_Problem_
Copy the lines in all the records below word for word, leaving out the pictures.

_Task data_

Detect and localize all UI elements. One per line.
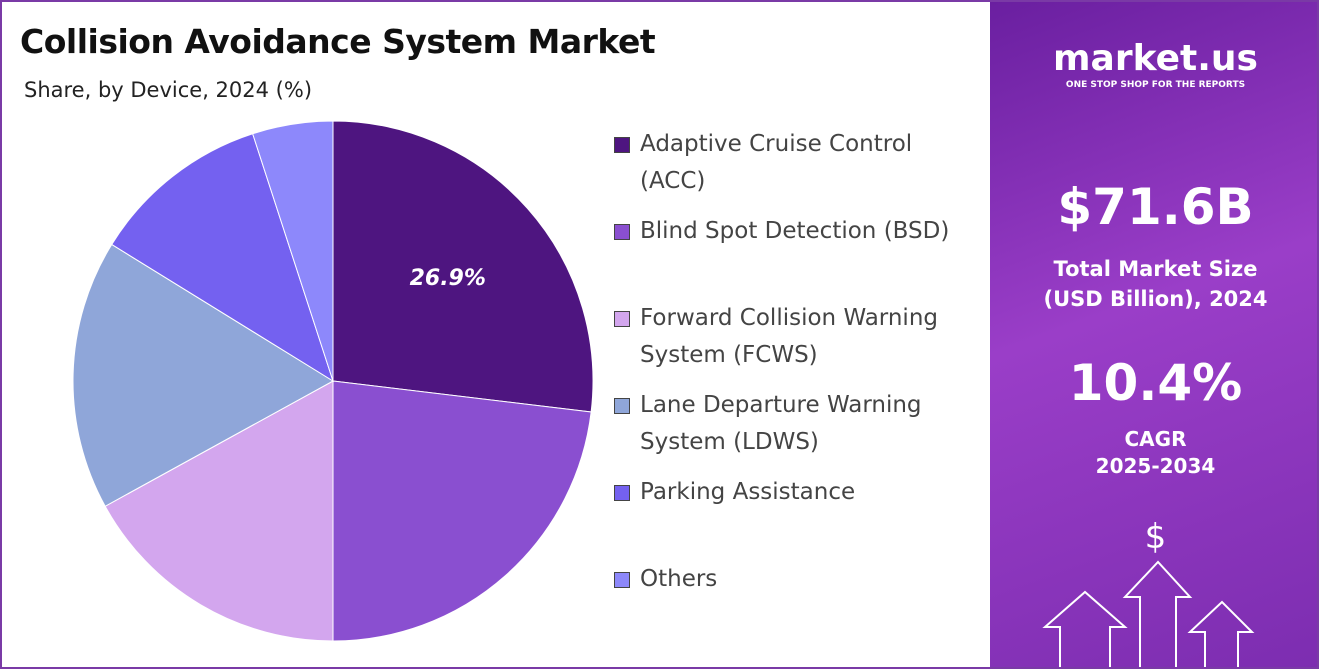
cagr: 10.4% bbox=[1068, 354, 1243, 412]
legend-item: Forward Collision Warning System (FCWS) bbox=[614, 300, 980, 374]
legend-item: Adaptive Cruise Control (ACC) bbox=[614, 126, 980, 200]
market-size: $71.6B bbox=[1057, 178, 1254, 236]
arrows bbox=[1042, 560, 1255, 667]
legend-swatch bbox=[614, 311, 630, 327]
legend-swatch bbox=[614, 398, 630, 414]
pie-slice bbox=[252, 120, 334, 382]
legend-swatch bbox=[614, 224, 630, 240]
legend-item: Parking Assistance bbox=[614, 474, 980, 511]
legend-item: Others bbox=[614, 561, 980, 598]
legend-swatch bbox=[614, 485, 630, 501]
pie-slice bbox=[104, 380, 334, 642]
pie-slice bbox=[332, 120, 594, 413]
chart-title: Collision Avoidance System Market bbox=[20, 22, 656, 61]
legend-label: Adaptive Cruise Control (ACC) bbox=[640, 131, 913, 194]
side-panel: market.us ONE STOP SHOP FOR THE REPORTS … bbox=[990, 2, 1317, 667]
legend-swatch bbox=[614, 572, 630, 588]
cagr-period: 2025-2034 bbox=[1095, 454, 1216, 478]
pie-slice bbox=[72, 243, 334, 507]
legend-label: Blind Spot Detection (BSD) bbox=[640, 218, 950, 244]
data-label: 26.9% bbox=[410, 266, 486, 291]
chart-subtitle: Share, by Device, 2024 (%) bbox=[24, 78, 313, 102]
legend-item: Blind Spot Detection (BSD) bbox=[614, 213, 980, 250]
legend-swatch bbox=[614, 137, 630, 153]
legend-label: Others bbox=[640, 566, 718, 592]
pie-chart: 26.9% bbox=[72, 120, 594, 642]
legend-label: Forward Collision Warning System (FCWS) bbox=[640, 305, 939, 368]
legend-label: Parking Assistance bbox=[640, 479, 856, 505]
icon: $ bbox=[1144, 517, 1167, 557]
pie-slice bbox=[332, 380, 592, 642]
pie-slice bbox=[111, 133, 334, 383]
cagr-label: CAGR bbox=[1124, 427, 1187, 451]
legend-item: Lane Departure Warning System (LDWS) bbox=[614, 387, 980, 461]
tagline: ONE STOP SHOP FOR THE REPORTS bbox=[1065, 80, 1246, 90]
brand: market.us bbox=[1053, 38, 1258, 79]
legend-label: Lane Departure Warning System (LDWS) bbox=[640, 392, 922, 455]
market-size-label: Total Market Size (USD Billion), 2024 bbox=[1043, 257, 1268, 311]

_Written answer_
Detect and localize all UI elements. One per line.
cagr: 10.4% bbox=[1068, 354, 1243, 412]
legend-item: Forward Collision Warning System (FCWS) bbox=[614, 300, 980, 374]
legend-item: Adaptive Cruise Control (ACC) bbox=[614, 126, 980, 200]
market-size: $71.6B bbox=[1057, 178, 1254, 236]
arrows bbox=[1042, 560, 1255, 667]
legend-swatch bbox=[614, 311, 630, 327]
legend-swatch bbox=[614, 398, 630, 414]
pie-slice bbox=[252, 120, 334, 382]
legend-swatch bbox=[614, 224, 630, 240]
legend-item: Parking Assistance bbox=[614, 474, 980, 511]
legend-item: Others bbox=[614, 561, 980, 598]
legend-swatch bbox=[614, 485, 630, 501]
pie-slice bbox=[104, 380, 334, 642]
pie-slice bbox=[332, 120, 594, 413]
chart-title: Collision Avoidance System Market bbox=[20, 22, 656, 61]
legend-label: Adaptive Cruise Control (ACC) bbox=[640, 131, 913, 194]
side-panel: market.us ONE STOP SHOP FOR THE REPORTS … bbox=[990, 2, 1317, 667]
legend-swatch bbox=[614, 572, 630, 588]
cagr-period: 2025-2034 bbox=[1095, 454, 1216, 478]
pie-slice bbox=[72, 243, 334, 507]
legend-label: Blind Spot Detection (BSD) bbox=[640, 218, 950, 244]
data-label: 26.9% bbox=[410, 266, 486, 291]
chart-subtitle: Share, by Device, 2024 (%) bbox=[24, 78, 313, 102]
legend-item: Blind Spot Detection (BSD) bbox=[614, 213, 980, 250]
legend-swatch bbox=[614, 137, 630, 153]
legend-label: Others bbox=[640, 566, 718, 592]
pie-chart: 26.9% bbox=[72, 120, 594, 642]
legend-label: Forward Collision Warning System (FCWS) bbox=[640, 305, 939, 368]
legend-label: Parking Assistance bbox=[640, 479, 856, 505]
icon: $ bbox=[1144, 517, 1167, 557]
pie-slice bbox=[332, 380, 592, 642]
pie-slice bbox=[111, 133, 334, 383]
cagr-label: CAGR bbox=[1124, 427, 1187, 451]
legend-item: Lane Departure Warning System (LDWS) bbox=[614, 387, 980, 461]
tagline: ONE STOP SHOP FOR THE REPORTS bbox=[1065, 80, 1246, 90]
brand: market.us bbox=[1053, 38, 1258, 79]
legend-label: Lane Departure Warning System (LDWS) bbox=[640, 392, 922, 455]
market-size-label: Total Market Size (USD Billion), 2024 bbox=[1043, 257, 1268, 311]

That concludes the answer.